* [Set task] Tally the lines below that contain "width". The number is the whole answer.

* [Source records]
■ ■ ■ ■ ■

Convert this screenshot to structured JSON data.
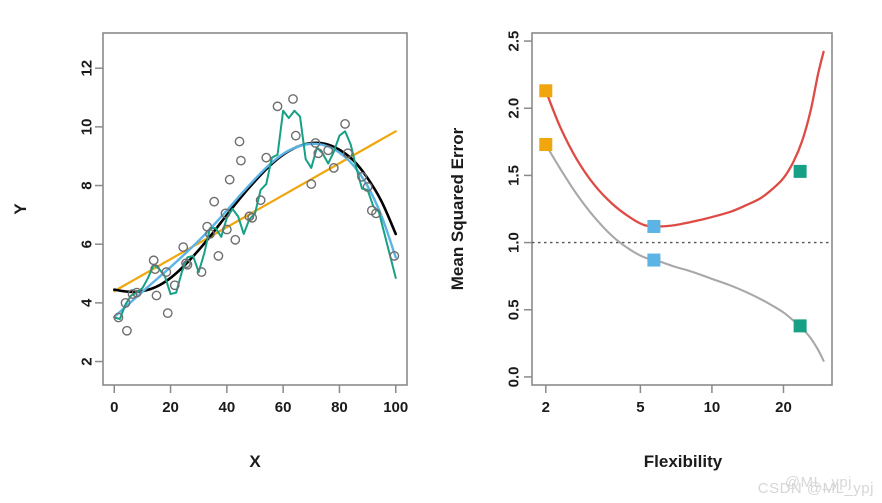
{
  "figure": {
    "watermark": "CSDN @ML_ypj",
    "watermark_overlay": "@ML_ypj"
  },
  "chart_data": [
    {
      "id": "left",
      "type": "scatter",
      "title": "",
      "xlabel": "X",
      "ylabel": "Y",
      "xlim": [
        -4,
        104
      ],
      "ylim": [
        1.2,
        13.2
      ],
      "xticks": [
        0,
        20,
        40,
        60,
        80,
        100
      ],
      "yticks": [
        2,
        4,
        6,
        8,
        10,
        12
      ],
      "grid": false,
      "legend": "none",
      "points": [
        [
          1.5,
          3.5
        ],
        [
          4.0,
          4.0
        ],
        [
          4.5,
          3.05
        ],
        [
          6.5,
          4.3
        ],
        [
          8.0,
          4.35
        ],
        [
          14.0,
          5.45
        ],
        [
          14.5,
          5.15
        ],
        [
          15.0,
          4.25
        ],
        [
          18.5,
          5.05
        ],
        [
          19.0,
          3.65
        ],
        [
          21.5,
          4.6
        ],
        [
          24.5,
          5.9
        ],
        [
          25.5,
          5.35
        ],
        [
          26.0,
          5.3
        ],
        [
          31.0,
          5.05
        ],
        [
          33.0,
          6.6
        ],
        [
          34.0,
          6.35
        ],
        [
          35.5,
          7.45
        ],
        [
          37.0,
          5.6
        ],
        [
          39.5,
          7.05
        ],
        [
          40.0,
          6.5
        ],
        [
          41.0,
          8.2
        ],
        [
          43.0,
          6.15
        ],
        [
          44.5,
          9.5
        ],
        [
          45.0,
          8.85
        ],
        [
          48.0,
          6.95
        ],
        [
          49.0,
          6.9
        ],
        [
          52.0,
          7.5
        ],
        [
          54.0,
          8.95
        ],
        [
          58.0,
          10.7
        ],
        [
          63.5,
          10.95
        ],
        [
          64.5,
          9.7
        ],
        [
          70.0,
          8.05
        ],
        [
          71.5,
          9.45
        ],
        [
          72.5,
          9.1
        ],
        [
          76.0,
          9.2
        ],
        [
          78.0,
          8.6
        ],
        [
          82.0,
          10.1
        ],
        [
          83.0,
          9.1
        ],
        [
          88.0,
          8.3
        ],
        [
          90.0,
          7.95
        ],
        [
          91.5,
          7.15
        ],
        [
          93.0,
          7.05
        ],
        [
          99.5,
          5.6
        ]
      ],
      "series": [
        {
          "name": "linear-fit",
          "color": "#F0A60C",
          "width": 2.2,
          "kind": "linear",
          "x": [
            0,
            100
          ],
          "y": [
            4.4,
            9.85
          ]
        },
        {
          "name": "smooth-spline-low-flex",
          "color": "#000000",
          "width": 2.6,
          "kind": "smooth",
          "x": [
            0,
            5,
            10,
            15,
            20,
            25,
            30,
            35,
            40,
            45,
            50,
            55,
            60,
            65,
            70,
            75,
            80,
            85,
            90,
            95,
            100
          ],
          "y": [
            4.45,
            4.38,
            4.4,
            4.55,
            4.85,
            5.28,
            5.8,
            6.38,
            7.0,
            7.6,
            8.15,
            8.65,
            9.05,
            9.32,
            9.45,
            9.42,
            9.22,
            8.85,
            8.25,
            7.45,
            6.35
          ]
        },
        {
          "name": "smooth-spline-mid-flex",
          "color": "#5BB4E5",
          "width": 2.4,
          "kind": "smooth",
          "x": [
            0,
            5,
            10,
            15,
            20,
            25,
            30,
            35,
            40,
            45,
            50,
            55,
            60,
            65,
            70,
            75,
            80,
            85,
            90,
            95,
            100
          ],
          "y": [
            3.52,
            3.95,
            4.38,
            4.8,
            5.22,
            5.66,
            6.12,
            6.62,
            7.15,
            7.7,
            8.22,
            8.7,
            9.08,
            9.32,
            9.42,
            9.36,
            9.12,
            8.68,
            7.98,
            6.95,
            5.55
          ]
        },
        {
          "name": "smooth-spline-high-flex",
          "color": "#16A085",
          "width": 2.0,
          "kind": "wiggly",
          "x": [
            0,
            2,
            4,
            6,
            8,
            10,
            12,
            14,
            16,
            18,
            20,
            22,
            24,
            26,
            28,
            30,
            32,
            34,
            36,
            38,
            40,
            42,
            44,
            46,
            48,
            50,
            52,
            54,
            56,
            58,
            60,
            62,
            64,
            66,
            68,
            70,
            72,
            74,
            76,
            78,
            80,
            82,
            84,
            86,
            88,
            90,
            92,
            94,
            96,
            98,
            100
          ],
          "y": [
            3.5,
            3.45,
            3.95,
            4.25,
            4.35,
            4.5,
            4.85,
            5.3,
            5.15,
            4.9,
            4.3,
            4.35,
            5.05,
            5.55,
            5.6,
            5.05,
            5.7,
            6.55,
            6.55,
            6.25,
            6.9,
            7.2,
            6.95,
            6.35,
            6.85,
            7.05,
            7.85,
            8.05,
            8.95,
            9.05,
            10.55,
            10.3,
            10.55,
            10.35,
            8.9,
            8.6,
            9.3,
            9.1,
            8.75,
            9.15,
            9.7,
            9.85,
            9.4,
            8.6,
            7.9,
            7.85,
            7.3,
            7.1,
            6.35,
            5.6,
            4.85
          ]
        }
      ]
    },
    {
      "id": "right",
      "type": "line",
      "title": "",
      "xlabel": "Flexibility",
      "ylabel": "Mean Squared Error",
      "xscale": "log",
      "xlim": [
        1.75,
        32
      ],
      "ylim": [
        -0.06,
        2.56
      ],
      "xticks": [
        2,
        5,
        10,
        20
      ],
      "yticks": [
        "0.0",
        "0.5",
        "1.0",
        "1.5",
        "2.0",
        "2.5"
      ],
      "ytick_values": [
        0.0,
        0.5,
        1.0,
        1.5,
        2.0,
        2.5
      ],
      "grid": false,
      "legend": "none",
      "hline": {
        "name": "irreducible-error",
        "value": 1.0,
        "color": "#555555",
        "style": "dotted"
      },
      "series": [
        {
          "name": "test-mse",
          "color": "#DD4B44",
          "width": 2.3,
          "x": [
            2,
            2.3,
            2.7,
            3.2,
            3.8,
            4.5,
            5.2,
            6,
            7,
            8,
            9,
            10,
            12,
            14,
            16,
            18,
            20,
            22,
            24,
            26,
            28,
            29.5
          ],
          "y": [
            2.13,
            1.86,
            1.62,
            1.43,
            1.29,
            1.19,
            1.13,
            1.12,
            1.13,
            1.15,
            1.17,
            1.19,
            1.23,
            1.28,
            1.33,
            1.4,
            1.48,
            1.6,
            1.76,
            1.98,
            2.26,
            2.42
          ]
        },
        {
          "name": "training-mse",
          "color": "#A8A8A8",
          "width": 2.1,
          "x": [
            2,
            2.3,
            2.7,
            3.2,
            3.8,
            4.5,
            5.2,
            6,
            7,
            8,
            9,
            10,
            12,
            14,
            16,
            18,
            20,
            22,
            24,
            26,
            28,
            29.5
          ],
          "y": [
            1.73,
            1.55,
            1.36,
            1.19,
            1.05,
            0.95,
            0.89,
            0.86,
            0.82,
            0.79,
            0.76,
            0.73,
            0.68,
            0.63,
            0.58,
            0.53,
            0.48,
            0.42,
            0.36,
            0.29,
            0.2,
            0.12
          ]
        }
      ],
      "markers": [
        {
          "name": "linear-fit-test-mse",
          "x": 2,
          "y": 2.13,
          "color": "#F0A60C",
          "series": "test-mse"
        },
        {
          "name": "linear-fit-train-mse",
          "x": 2,
          "y": 1.73,
          "color": "#F0A60C",
          "series": "training-mse"
        },
        {
          "name": "mid-flex-test-mse",
          "x": 5.7,
          "y": 1.12,
          "color": "#5BB4E5",
          "series": "test-mse"
        },
        {
          "name": "mid-flex-train-mse",
          "x": 5.7,
          "y": 0.87,
          "color": "#5BB4E5",
          "series": "training-mse"
        },
        {
          "name": "high-flex-test-mse",
          "x": 23.5,
          "y": 1.53,
          "color": "#16A085",
          "series": "test-mse"
        },
        {
          "name": "high-flex-train-mse",
          "x": 23.5,
          "y": 0.38,
          "color": "#16A085",
          "series": "training-mse"
        }
      ]
    }
  ]
}
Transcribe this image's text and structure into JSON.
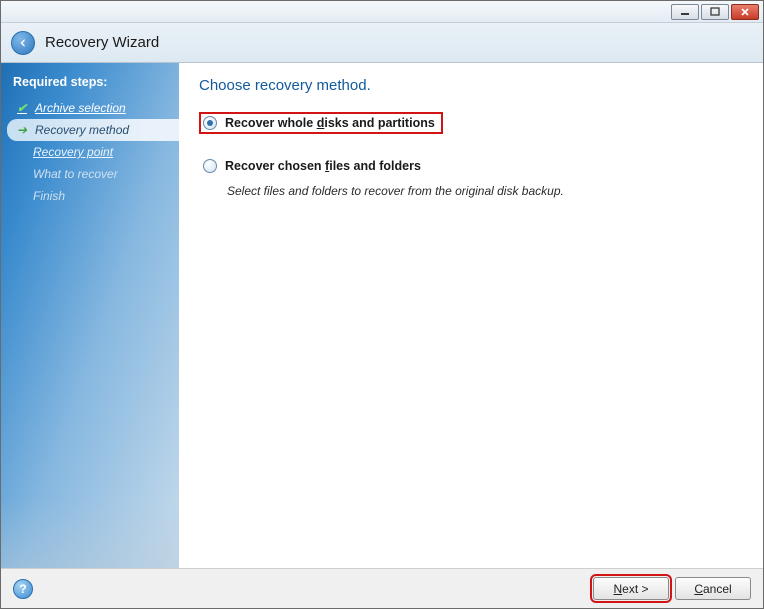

■ ■ ■ ■ ■

* [Answer for the task] 6